**EXERCISE BRIEF**
Your job is to write out each record precisely as it stands.

START DATASET RECORDS

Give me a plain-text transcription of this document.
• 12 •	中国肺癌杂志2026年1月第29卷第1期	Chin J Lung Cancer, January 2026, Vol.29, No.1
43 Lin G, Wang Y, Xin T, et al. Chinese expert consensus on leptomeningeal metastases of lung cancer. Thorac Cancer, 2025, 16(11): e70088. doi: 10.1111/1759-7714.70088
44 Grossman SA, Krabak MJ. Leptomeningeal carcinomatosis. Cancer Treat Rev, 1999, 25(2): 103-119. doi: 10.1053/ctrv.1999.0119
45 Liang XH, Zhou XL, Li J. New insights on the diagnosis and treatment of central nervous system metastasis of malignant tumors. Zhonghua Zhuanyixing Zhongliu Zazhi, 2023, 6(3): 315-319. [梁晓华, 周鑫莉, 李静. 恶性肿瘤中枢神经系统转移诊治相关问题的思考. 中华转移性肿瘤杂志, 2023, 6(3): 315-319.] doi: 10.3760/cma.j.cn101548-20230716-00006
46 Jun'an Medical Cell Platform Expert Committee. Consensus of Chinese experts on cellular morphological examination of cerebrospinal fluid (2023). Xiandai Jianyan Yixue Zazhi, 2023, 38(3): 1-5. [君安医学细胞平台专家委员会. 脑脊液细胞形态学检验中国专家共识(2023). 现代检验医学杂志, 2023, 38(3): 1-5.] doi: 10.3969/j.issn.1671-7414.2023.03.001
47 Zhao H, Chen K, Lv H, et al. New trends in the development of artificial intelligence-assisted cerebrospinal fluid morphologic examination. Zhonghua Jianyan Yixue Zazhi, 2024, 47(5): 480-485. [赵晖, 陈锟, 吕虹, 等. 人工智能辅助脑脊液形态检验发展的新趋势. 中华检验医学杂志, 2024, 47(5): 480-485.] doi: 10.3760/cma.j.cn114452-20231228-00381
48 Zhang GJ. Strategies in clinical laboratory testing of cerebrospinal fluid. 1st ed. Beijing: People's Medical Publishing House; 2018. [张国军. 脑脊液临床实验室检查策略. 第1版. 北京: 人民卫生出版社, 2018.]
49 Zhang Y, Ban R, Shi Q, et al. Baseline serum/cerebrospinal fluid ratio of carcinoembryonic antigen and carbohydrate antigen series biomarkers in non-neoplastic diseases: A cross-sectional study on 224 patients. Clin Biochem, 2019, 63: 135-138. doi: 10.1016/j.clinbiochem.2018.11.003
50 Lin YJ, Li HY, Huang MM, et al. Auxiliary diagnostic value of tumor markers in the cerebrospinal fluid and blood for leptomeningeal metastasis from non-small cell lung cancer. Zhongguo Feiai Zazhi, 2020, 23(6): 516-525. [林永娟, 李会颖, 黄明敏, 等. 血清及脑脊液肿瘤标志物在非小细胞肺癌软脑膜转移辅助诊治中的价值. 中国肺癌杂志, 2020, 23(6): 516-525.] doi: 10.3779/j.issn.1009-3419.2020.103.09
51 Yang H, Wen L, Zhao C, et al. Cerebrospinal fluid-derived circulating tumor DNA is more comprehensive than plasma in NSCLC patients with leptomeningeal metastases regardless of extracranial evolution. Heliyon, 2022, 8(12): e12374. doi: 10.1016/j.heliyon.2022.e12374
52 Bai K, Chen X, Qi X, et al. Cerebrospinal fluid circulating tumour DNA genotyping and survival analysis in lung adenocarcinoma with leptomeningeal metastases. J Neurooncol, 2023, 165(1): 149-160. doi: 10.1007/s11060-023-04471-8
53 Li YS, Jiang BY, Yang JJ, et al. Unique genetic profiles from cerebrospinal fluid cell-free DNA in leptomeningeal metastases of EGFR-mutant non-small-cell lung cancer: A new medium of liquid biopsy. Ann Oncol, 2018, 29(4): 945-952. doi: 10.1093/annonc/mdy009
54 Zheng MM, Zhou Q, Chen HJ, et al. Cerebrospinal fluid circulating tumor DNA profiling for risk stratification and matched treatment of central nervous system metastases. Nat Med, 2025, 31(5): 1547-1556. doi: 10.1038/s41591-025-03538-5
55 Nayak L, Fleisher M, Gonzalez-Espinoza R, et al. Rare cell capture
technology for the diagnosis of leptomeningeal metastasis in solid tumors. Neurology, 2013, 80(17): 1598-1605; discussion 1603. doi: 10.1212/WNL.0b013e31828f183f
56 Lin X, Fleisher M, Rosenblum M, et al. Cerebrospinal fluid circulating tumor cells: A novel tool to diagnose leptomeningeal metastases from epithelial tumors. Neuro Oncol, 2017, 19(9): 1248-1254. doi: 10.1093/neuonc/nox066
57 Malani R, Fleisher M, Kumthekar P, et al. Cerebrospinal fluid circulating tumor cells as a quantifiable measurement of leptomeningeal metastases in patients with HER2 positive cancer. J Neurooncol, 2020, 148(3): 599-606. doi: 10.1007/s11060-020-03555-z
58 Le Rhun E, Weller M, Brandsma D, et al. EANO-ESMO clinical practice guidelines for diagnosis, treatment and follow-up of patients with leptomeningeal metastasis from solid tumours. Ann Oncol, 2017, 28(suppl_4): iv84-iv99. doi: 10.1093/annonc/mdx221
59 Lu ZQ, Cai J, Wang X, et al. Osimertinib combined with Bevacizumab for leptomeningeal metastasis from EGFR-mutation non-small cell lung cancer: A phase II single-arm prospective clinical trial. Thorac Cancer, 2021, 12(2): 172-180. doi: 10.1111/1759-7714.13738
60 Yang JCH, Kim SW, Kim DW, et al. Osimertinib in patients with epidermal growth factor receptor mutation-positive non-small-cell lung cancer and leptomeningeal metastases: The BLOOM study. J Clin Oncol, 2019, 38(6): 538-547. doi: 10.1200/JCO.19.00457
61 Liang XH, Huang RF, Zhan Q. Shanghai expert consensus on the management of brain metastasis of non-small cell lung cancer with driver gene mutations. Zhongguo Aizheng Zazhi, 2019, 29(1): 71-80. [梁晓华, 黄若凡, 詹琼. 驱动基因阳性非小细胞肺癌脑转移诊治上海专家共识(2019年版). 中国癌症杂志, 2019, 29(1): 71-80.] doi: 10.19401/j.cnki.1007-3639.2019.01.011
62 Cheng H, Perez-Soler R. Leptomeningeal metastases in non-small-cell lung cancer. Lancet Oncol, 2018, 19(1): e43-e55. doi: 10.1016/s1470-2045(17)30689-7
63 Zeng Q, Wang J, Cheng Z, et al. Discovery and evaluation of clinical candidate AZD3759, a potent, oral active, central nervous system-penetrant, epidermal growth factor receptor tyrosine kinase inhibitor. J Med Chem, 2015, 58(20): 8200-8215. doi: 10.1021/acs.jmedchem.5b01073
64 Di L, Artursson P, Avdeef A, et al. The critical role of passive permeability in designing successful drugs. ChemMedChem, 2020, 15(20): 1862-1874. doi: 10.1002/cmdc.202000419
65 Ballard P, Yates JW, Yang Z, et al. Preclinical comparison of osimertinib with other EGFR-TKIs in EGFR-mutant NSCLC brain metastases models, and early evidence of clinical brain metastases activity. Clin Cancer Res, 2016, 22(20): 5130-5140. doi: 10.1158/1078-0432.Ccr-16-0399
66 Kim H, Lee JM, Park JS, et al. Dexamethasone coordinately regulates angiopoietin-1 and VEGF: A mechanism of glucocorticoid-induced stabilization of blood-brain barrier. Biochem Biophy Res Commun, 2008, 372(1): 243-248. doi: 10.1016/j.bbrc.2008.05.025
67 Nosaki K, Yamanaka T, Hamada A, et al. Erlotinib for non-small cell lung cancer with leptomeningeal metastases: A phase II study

END DATASET RECORDS

**EXERCISE ANSWER**
Give me a plain-text transcription of this document.
• 12 •	中国肺癌杂志2026年1月第29卷第1期	Chin J Lung Cancer, January 2026, Vol.29, No.1
43 Lin G, Wang Y, Xin T, et al. Chinese expert consensus on leptomeningeal metastases of lung cancer. Thorac Cancer, 2025, 16(11): e70088. doi: 10.1111/1759-7714.70088
44 Grossman SA, Krabak MJ. Leptomeningeal carcinomatosis. Cancer Treat Rev, 1999, 25(2): 103-119. doi: 10.1053/ctrv.1999.0119
45 Liang XH, Zhou XL, Li J. New insights on the diagnosis and treatment of central nervous system metastasis of malignant tumors. Zhonghua Zhuanyixing Zhongliu Zazhi, 2023, 6(3): 315-319. [梁晓华, 周鑫莉, 李静. 恶性肿瘤中枢神经系统转移诊治相关问题的思考. 中华转移性肿瘤杂志, 2023, 6(3): 315-319.] doi: 10.3760/cma.j.cn101548-20230716-00006
46 Jun'an Medical Cell Platform Expert Committee. Consensus of Chinese experts on cellular morphological examination of cerebrospinal fluid (2023). Xiandai Jianyan Yixue Zazhi, 2023, 38(3): 1-5. [君安医学细胞平台专家委员会. 脑脊液细胞形态学检验中国专家共识(2023). 现代检验医学杂志, 2023, 38(3): 1-5.] doi: 10.3969/j.issn.1671-7414.2023.03.001
47 Zhao H, Chen K, Lv H, et al. New trends in the development of artificial intelligence-assisted cerebrospinal fluid morphologic examination. Zhonghua Jianyan Yixue Zazhi, 2024, 47(5): 480-485. [赵晖, 陈锟, 吕虹, 等. 人工智能辅助脑脊液形态检验发展的新趋势. 中华检验医学杂志, 2024, 47(5): 480-485.] doi: 10.3760/cma.j.cn114452-20231228-00381
48 Zhang GJ. Strategies in clinical laboratory testing of cerebrospinal fluid. 1st ed. Beijing: People's Medical Publishing House; 2018. [张国军. 脑脊液临床实验室检查策略. 第1版. 北京: 人民卫生出版社, 2018.]
49 Zhang Y, Ban R, Shi Q, et al. Baseline serum/cerebrospinal fluid ratio of carcinoembryonic antigen and carbohydrate antigen series biomarkers in non-neoplastic diseases: A cross-sectional study on 224 patients. Clin Biochem, 2019, 63: 135-138. doi: 10.1016/j.clinbiochem.2018.11.003
50 Lin YJ, Li HY, Huang MM, et al. Auxiliary diagnostic value of tumor markers in the cerebrospinal fluid and blood for leptomeningeal metastasis from non-small cell lung cancer. Zhongguo Feiai Zazhi, 2020, 23(6): 516-525. [林永娟, 李会颖, 黄明敏, 等. 血清及脑脊液肿瘤标志物在非小细胞肺癌软脑膜转移辅助诊治中的价值. 中国肺癌杂志, 2020, 23(6): 516-525.] doi: 10.3779/j.issn.1009-3419.2020.103.09
51 Yang H, Wen L, Zhao C, et al. Cerebrospinal fluid-derived circulating tumor DNA is more comprehensive than plasma in NSCLC patients with leptomeningeal metastases regardless of extracranial evolution. Heliyon, 2022, 8(12): e12374. doi: 10.1016/j.heliyon.2022.e12374
52 Bai K, Chen X, Qi X, et al. Cerebrospinal fluid circulating tumour DNA genotyping and survival analysis in lung adenocarcinoma with leptomeningeal metastases. J Neurooncol, 2023, 165(1): 149-160. doi: 10.1007/s11060-023-04471-8
53 Li YS, Jiang BY, Yang JJ, et al. Unique genetic profiles from cerebrospinal fluid cell-free DNA in leptomeningeal metastases of EGFR-mutant non-small-cell lung cancer: A new medium of liquid biopsy. Ann Oncol, 2018, 29(4): 945-952. doi: 10.1093/annonc/mdy009
54 Zheng MM, Zhou Q, Chen HJ, et al. Cerebrospinal fluid circulating tumor DNA profiling for risk stratification and matched treatment of central nervous system metastases. Nat Med, 2025, 31(5): 1547-1556. doi: 10.1038/s41591-025-03538-5
55 Nayak L, Fleisher M, Gonzalez-Espinoza R, et al. Rare cell capture
technology for the diagnosis of leptomeningeal metastasis in solid tumors. Neurology, 2013, 80(17): 1598-1605; discussion 1603. doi: 10.1212/WNL.0b013e31828f183f
56 Lin X, Fleisher M, Rosenblum M, et al. Cerebrospinal fluid circulating tumor cells: A novel tool to diagnose leptomeningeal metastases from epithelial tumors. Neuro Oncol, 2017, 19(9): 1248-1254. doi: 10.1093/neuonc/nox066
57 Malani R, Fleisher M, Kumthekar P, et al. Cerebrospinal fluid circulating tumor cells as a quantifiable measurement of leptomeningeal metastases in patients with HER2 positive cancer. J Neurooncol, 2020, 148(3): 599-606. doi: 10.1007/s11060-020-03555-z
58 Le Rhun E, Weller M, Brandsma D, et al. EANO-ESMO clinical practice guidelines for diagnosis, treatment and follow-up of patients with leptomeningeal metastasis from solid tumours. Ann Oncol, 2017, 28(suppl_4): iv84-iv99. doi: 10.1093/annonc/mdx221
59 Lu ZQ, Cai J, Wang X, et al. Osimertinib combined with Bevacizumab for leptomeningeal metastasis from EGFR-mutation non-small cell lung cancer: A phase II single-arm prospective clinical trial. Thorac Cancer, 2021, 12(2): 172-180. doi: 10.1111/1759-7714.13738
60 Yang JCH, Kim SW, Kim DW, et al. Osimertinib in patients with epidermal growth factor receptor mutation-positive non-small-cell lung cancer and leptomeningeal metastases: The BLOOM study. J Clin Oncol, 2019, 38(6): 538-547. doi: 10.1200/JCO.19.00457
61 Liang XH, Huang RF, Zhan Q. Shanghai expert consensus on the management of brain metastasis of non-small cell lung cancer with driver gene mutations. Zhongguo Aizheng Zazhi, 2019, 29(1): 71-80. [梁晓华, 黄若凡, 詹琼. 驱动基因阳性非小细胞肺癌脑转移诊治上海专家共识(2019年版). 中国癌症杂志, 2019, 29(1): 71-80.] doi: 10.19401/j.cnki.1007-3639.2019.01.011
62 Cheng H, Perez-Soler R. Leptomeningeal metastases in non-small-cell lung cancer. Lancet Oncol, 2018, 19(1): e43-e55. doi: 10.1016/s1470-2045(17)30689-7
63 Zeng Q, Wang J, Cheng Z, et al. Discovery and evaluation of clinical candidate AZD3759, a potent, oral active, central nervous system-penetrant, epidermal growth factor receptor tyrosine kinase inhibitor. J Med Chem, 2015, 58(20): 8200-8215. doi: 10.1021/acs.jmedchem.5b01073
64 Di L, Artursson P, Avdeef A, et al. The critical role of passive permeability in designing successful drugs. ChemMedChem, 2020, 15(20): 1862-1874. doi: 10.1002/cmdc.202000419
65 Ballard P, Yates JW, Yang Z, et al. Preclinical comparison of osimertinib with other EGFR-TKIs in EGFR-mutant NSCLC brain metastases models, and early evidence of clinical brain metastases activity. Clin Cancer Res, 2016, 22(20): 5130-5140. doi: 10.1158/1078-0432.Ccr-16-0399
66 Kim H, Lee JM, Park JS, et al. Dexamethasone coordinately regulates angiopoietin-1 and VEGF: A mechanism of glucocorticoid-induced stabilization of blood-brain barrier. Biochem Biophy Res Commun, 2008, 372(1): 243-248. doi: 10.1016/j.bbrc.2008.05.025
67 Nosaki K, Yamanaka T, Hamada A, et al. Erlotinib for non-small cell lung cancer with leptomeningeal metastases: A phase II study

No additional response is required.